### [Aim of the exercise]
Retype each entry below, keeping every character the same.

[Stored data entries]
++++++++++

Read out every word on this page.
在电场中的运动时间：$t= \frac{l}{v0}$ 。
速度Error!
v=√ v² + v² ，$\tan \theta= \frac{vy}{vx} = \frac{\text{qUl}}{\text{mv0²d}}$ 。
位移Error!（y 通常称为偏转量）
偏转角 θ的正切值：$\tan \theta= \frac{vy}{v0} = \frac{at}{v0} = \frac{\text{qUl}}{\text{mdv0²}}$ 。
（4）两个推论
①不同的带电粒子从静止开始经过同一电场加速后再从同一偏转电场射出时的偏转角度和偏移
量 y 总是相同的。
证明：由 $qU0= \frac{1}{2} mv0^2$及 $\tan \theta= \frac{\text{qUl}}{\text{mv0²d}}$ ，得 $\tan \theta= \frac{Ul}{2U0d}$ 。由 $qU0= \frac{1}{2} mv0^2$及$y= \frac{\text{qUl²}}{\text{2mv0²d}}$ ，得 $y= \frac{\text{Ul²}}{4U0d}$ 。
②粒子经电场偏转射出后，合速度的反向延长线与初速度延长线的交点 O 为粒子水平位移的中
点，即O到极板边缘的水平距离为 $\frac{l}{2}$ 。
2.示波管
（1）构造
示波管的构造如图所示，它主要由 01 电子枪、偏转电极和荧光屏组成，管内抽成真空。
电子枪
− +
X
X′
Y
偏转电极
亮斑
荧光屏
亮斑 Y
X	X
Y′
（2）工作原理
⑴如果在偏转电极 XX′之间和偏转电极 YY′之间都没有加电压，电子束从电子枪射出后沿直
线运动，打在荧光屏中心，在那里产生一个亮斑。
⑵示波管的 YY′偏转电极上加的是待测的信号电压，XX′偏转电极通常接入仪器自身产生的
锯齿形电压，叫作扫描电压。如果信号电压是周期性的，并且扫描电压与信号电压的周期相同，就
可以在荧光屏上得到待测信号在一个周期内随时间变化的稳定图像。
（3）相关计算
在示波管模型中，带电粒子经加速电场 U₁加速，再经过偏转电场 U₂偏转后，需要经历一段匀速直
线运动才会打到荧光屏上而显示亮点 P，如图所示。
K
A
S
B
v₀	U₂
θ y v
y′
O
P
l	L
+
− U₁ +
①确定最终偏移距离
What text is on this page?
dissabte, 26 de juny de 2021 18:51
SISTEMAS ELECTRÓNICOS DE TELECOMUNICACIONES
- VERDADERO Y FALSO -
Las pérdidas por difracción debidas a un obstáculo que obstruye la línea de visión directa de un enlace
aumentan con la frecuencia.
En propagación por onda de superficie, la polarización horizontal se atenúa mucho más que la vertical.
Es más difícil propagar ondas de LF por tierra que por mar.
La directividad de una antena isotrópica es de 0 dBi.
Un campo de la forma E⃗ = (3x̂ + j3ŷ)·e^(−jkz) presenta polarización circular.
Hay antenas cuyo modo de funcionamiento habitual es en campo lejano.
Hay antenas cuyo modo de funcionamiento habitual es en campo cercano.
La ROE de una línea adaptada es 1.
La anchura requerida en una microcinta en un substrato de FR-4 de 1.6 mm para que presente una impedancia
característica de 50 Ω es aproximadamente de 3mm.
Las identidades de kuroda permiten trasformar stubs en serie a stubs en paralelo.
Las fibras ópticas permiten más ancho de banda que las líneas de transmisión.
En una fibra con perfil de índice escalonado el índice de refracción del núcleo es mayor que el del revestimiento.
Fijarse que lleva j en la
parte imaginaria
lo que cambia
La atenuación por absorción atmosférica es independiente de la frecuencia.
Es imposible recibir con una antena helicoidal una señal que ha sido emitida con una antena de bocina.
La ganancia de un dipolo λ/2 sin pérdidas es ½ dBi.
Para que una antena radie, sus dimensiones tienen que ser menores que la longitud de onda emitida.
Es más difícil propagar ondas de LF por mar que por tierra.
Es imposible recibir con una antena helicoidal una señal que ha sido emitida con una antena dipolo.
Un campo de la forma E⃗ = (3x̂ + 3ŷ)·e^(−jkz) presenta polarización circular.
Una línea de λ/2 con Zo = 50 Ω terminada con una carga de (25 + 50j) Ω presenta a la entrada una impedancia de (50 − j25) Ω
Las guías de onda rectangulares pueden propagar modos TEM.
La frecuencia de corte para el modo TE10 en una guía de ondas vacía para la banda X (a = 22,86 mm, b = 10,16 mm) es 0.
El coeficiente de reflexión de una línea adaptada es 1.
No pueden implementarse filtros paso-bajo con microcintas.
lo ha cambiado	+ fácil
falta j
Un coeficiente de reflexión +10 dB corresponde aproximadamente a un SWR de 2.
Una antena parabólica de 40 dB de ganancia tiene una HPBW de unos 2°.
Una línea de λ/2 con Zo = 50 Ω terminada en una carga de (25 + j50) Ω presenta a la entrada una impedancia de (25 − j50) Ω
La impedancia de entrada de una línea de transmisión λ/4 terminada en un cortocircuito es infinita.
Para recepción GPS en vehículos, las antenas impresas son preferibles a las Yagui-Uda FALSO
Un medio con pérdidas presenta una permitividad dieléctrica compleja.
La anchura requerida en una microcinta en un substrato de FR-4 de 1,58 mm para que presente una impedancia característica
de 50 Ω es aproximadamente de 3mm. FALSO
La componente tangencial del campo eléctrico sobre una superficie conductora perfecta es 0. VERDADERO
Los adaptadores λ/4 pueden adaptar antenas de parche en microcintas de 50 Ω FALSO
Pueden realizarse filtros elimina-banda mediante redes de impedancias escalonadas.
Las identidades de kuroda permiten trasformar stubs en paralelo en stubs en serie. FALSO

++++++++++

### [The response]
Read out every word on this page.
在电场中的运动时间：$t= \frac{l}{v0}$ 。
速度Error!
v=√ v² + v² ，$\tan \theta= \frac{vy}{vx} = \frac{\text{qUl}}{\text{mv0²d}}$ 。
位移Error!（y 通常称为偏转量）
偏转角 θ的正切值：$\tan \theta= \frac{vy}{v0} = \frac{at}{v0} = \frac{\text{qUl}}{\text{mdv0²}}$ 。
（4）两个推论
①不同的带电粒子从静止开始经过同一电场加速后再从同一偏转电场射出时的偏转角度和偏移
量 y 总是相同的。
证明：由 $qU0= \frac{1}{2} mv0^2$及 $\tan \theta= \frac{\text{qUl}}{\text{mv0²d}}$ ，得 $\tan \theta= \frac{Ul}{2U0d}$ 。由 $qU0= \frac{1}{2} mv0^2$及$y= \frac{\text{qUl²}}{\text{2mv0²d}}$ ，得 $y= \frac{\text{Ul²}}{4U0d}$ 。
②粒子经电场偏转射出后，合速度的反向延长线与初速度延长线的交点 O 为粒子水平位移的中
点，即O到极板边缘的水平距离为 $\frac{l}{2}$ 。
2.示波管
（1）构造
示波管的构造如图所示，它主要由 01 电子枪、偏转电极和荧光屏组成，管内抽成真空。
电子枪
− +
X
X′
Y
偏转电极
亮斑
荧光屏
亮斑 Y
X	X
Y′
（2）工作原理
⑴如果在偏转电极 XX′之间和偏转电极 YY′之间都没有加电压，电子束从电子枪射出后沿直
线运动，打在荧光屏中心，在那里产生一个亮斑。
⑵示波管的 YY′偏转电极上加的是待测的信号电压，XX′偏转电极通常接入仪器自身产生的
锯齿形电压，叫作扫描电压。如果信号电压是周期性的，并且扫描电压与信号电压的周期相同，就
可以在荧光屏上得到待测信号在一个周期内随时间变化的稳定图像。
（3）相关计算
在示波管模型中，带电粒子经加速电场 U₁加速，再经过偏转电场 U₂偏转后，需要经历一段匀速直
线运动才会打到荧光屏上而显示亮点 P，如图所示。
K
A
S
B
v₀	U₂
θ y v
y′
O
P
l	L
+
− U₁ +
①确定最终偏移距离
What text is on this page?
dissabte, 26 de juny de 2021 18:51
SISTEMAS ELECTRÓNICOS DE TELECOMUNICACIONES
- VERDADERO Y FALSO -
Las pérdidas por difracción debidas a un obstáculo que obstruye la línea de visión directa de un enlace
aumentan con la frecuencia.
En propagación por onda de superficie, la polarización horizontal se atenúa mucho más que la vertical.
Es más difícil propagar ondas de LF por tierra que por mar.
La directividad de una antena isotrópica es de 0 dBi.
Un campo de la forma E⃗ = (3x̂ + j3ŷ)·e^(−jkz) presenta polarización circular.
Hay antenas cuyo modo de funcionamiento habitual es en campo lejano.
Hay antenas cuyo modo de funcionamiento habitual es en campo cercano.
La ROE de una línea adaptada es 1.
La anchura requerida en una microcinta en un substrato de FR-4 de 1.6 mm para que presente una impedancia
característica de 50 Ω es aproximadamente de 3mm.
Las identidades de kuroda permiten trasformar stubs en serie a stubs en paralelo.
Las fibras ópticas permiten más ancho de banda que las líneas de transmisión.
En una fibra con perfil de índice escalonado el índice de refracción del núcleo es mayor que el del revestimiento.
Fijarse que lleva j en la
parte imaginaria
lo que cambia
La atenuación por absorción atmosférica es independiente de la frecuencia.
Es imposible recibir con una antena helicoidal una señal que ha sido emitida con una antena de bocina.
La ganancia de un dipolo λ/2 sin pérdidas es ½ dBi.
Para que una antena radie, sus dimensiones tienen que ser menores que la longitud de onda emitida.
Es más difícil propagar ondas de LF por mar que por tierra.
Es imposible recibir con una antena helicoidal una señal que ha sido emitida con una antena dipolo.
Un campo de la forma E⃗ = (3x̂ + 3ŷ)·e^(−jkz) presenta polarización circular.
Una línea de λ/2 con Zo = 50 Ω terminada con una carga de (25 + 50j) Ω presenta a la entrada una impedancia de (50 − j25) Ω
Las guías de onda rectangulares pueden propagar modos TEM.
La frecuencia de corte para el modo TE10 en una guía de ondas vacía para la banda X (a = 22,86 mm, b = 10,16 mm) es 0.
El coeficiente de reflexión de una línea adaptada es 1.
No pueden implementarse filtros paso-bajo con microcintas.
lo ha cambiado	+ fácil
falta j
Un coeficiente de reflexión +10 dB corresponde aproximadamente a un SWR de 2.
Una antena parabólica de 40 dB de ganancia tiene una HPBW de unos 2°.
Una línea de λ/2 con Zo = 50 Ω terminada en una carga de (25 + j50) Ω presenta a la entrada una impedancia de (25 − j50) Ω
La impedancia de entrada de una línea de transmisión λ/4 terminada en un cortocircuito es infinita.
Para recepción GPS en vehículos, las antenas impresas son preferibles a las Yagui-Uda FALSO
Un medio con pérdidas presenta una permitividad dieléctrica compleja.
La anchura requerida en una microcinta en un substrato de FR-4 de 1,58 mm para que presente una impedancia característica
de 50 Ω es aproximadamente de 3mm. FALSO
La componente tangencial del campo eléctrico sobre una superficie conductora perfecta es 0. VERDADERO
Los adaptadores λ/4 pueden adaptar antenas de parche en microcintas de 50 Ω FALSO
Pueden realizarse filtros elimina-banda mediante redes de impedancias escalonadas.
Las identidades de kuroda permiten trasformar stubs en paralelo en stubs en serie. FALSO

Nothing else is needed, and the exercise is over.